(Stored items)
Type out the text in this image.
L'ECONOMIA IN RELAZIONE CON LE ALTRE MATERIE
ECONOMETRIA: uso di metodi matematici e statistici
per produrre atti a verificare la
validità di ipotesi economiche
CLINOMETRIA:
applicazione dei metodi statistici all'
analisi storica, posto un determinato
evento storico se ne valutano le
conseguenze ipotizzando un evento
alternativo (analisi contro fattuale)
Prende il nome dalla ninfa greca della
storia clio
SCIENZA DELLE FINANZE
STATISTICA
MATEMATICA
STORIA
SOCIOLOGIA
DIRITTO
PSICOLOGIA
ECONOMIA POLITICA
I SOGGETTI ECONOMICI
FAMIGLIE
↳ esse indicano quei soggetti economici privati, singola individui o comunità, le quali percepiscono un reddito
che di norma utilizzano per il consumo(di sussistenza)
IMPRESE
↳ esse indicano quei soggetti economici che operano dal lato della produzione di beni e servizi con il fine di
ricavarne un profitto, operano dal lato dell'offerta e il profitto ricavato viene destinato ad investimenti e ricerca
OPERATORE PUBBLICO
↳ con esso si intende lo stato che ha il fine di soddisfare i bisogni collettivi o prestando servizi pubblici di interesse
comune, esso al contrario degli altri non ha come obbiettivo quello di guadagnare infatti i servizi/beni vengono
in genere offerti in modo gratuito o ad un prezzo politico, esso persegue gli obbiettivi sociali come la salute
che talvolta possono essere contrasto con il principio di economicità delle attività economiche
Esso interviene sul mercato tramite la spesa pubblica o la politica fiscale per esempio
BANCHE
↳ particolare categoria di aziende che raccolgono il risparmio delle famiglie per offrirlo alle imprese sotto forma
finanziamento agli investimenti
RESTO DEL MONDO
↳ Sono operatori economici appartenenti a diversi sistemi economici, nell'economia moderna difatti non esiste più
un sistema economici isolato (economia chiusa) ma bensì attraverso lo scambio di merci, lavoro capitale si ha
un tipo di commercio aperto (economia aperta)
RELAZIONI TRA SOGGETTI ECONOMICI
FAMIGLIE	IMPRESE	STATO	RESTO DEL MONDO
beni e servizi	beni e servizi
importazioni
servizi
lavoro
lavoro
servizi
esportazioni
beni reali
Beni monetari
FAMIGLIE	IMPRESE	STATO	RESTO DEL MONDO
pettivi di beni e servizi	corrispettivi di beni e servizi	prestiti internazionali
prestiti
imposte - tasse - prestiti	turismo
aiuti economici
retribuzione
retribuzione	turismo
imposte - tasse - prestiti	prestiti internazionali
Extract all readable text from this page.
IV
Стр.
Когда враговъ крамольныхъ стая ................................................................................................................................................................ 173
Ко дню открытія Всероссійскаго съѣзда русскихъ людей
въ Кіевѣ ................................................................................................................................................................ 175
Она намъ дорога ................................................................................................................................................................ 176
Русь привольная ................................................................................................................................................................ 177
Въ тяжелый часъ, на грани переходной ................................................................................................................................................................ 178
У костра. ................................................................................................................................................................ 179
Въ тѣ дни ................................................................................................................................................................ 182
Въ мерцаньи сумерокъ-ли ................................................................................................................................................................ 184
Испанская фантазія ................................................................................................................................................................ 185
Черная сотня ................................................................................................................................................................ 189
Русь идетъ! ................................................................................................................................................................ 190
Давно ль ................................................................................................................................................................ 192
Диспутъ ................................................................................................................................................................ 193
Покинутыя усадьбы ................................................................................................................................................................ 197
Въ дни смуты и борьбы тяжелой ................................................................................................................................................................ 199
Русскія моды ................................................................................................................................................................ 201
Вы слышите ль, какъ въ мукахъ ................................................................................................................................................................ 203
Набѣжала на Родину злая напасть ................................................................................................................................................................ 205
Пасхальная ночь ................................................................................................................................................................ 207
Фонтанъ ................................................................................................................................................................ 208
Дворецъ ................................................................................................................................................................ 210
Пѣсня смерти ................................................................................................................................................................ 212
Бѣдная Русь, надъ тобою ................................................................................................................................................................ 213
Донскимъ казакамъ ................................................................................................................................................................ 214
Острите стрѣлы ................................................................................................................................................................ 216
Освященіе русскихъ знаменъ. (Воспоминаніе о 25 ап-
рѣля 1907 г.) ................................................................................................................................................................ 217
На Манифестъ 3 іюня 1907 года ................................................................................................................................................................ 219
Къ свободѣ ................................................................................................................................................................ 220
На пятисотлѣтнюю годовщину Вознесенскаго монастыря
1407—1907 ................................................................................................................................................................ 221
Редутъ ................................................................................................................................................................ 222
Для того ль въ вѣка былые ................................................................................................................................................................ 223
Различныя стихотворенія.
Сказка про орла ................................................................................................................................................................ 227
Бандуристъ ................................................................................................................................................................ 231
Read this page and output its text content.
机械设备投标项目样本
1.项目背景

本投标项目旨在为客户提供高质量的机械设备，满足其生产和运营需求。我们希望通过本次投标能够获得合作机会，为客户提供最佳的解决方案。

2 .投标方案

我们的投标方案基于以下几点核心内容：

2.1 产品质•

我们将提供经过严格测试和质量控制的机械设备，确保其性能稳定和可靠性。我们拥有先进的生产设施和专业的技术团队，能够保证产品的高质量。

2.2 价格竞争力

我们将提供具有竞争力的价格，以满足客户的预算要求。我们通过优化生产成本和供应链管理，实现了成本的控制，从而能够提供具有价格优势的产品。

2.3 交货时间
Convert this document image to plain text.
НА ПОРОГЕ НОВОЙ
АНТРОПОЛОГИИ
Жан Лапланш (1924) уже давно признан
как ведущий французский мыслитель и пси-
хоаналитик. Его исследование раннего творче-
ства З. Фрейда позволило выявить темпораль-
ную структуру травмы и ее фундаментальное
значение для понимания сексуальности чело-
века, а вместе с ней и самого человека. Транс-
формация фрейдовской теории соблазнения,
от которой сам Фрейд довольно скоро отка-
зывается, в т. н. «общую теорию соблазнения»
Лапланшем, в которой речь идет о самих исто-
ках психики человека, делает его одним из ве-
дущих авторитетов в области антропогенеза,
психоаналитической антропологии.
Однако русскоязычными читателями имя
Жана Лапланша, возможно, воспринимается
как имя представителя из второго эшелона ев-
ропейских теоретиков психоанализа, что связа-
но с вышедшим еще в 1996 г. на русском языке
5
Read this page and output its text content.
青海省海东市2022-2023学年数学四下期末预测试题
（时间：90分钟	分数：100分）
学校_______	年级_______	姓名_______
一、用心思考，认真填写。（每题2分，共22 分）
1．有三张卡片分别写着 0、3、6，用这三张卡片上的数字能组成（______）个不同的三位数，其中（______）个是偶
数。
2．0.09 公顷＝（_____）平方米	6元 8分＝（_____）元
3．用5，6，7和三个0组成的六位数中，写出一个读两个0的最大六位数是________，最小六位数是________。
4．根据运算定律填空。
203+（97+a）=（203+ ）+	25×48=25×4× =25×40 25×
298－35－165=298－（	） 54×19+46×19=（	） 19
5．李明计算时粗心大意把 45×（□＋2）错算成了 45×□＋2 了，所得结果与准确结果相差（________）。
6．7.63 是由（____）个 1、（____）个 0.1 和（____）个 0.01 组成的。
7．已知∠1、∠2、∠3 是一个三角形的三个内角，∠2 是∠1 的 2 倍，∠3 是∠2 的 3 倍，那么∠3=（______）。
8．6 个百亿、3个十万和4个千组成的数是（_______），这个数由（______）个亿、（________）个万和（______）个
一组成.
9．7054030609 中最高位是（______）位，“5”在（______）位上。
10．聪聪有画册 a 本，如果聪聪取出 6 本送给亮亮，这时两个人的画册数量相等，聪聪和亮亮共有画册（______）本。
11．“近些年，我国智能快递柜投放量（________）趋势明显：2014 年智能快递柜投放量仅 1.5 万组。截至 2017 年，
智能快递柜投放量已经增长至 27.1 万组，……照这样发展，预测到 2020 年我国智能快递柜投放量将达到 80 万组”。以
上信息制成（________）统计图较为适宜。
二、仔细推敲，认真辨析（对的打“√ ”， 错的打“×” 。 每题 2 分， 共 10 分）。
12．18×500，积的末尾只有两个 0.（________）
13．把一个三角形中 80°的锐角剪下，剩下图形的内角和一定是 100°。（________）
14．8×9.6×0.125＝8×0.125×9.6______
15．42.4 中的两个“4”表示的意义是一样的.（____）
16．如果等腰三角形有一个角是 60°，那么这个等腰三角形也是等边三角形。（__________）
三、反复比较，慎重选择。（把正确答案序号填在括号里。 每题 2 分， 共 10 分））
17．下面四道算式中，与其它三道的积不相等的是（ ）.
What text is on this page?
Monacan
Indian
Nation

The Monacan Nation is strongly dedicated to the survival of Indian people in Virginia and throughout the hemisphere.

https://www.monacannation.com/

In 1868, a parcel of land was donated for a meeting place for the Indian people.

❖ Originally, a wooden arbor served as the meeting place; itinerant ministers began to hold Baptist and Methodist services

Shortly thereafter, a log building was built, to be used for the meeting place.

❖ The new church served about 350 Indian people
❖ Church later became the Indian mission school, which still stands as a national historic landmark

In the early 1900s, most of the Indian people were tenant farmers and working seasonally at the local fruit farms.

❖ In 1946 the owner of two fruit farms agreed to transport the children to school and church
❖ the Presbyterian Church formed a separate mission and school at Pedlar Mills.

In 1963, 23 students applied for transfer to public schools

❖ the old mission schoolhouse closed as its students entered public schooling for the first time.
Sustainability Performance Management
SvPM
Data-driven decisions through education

_What the task requires_:
Report only the number of lines in the data above that contain "fine".

_Answer below_:
2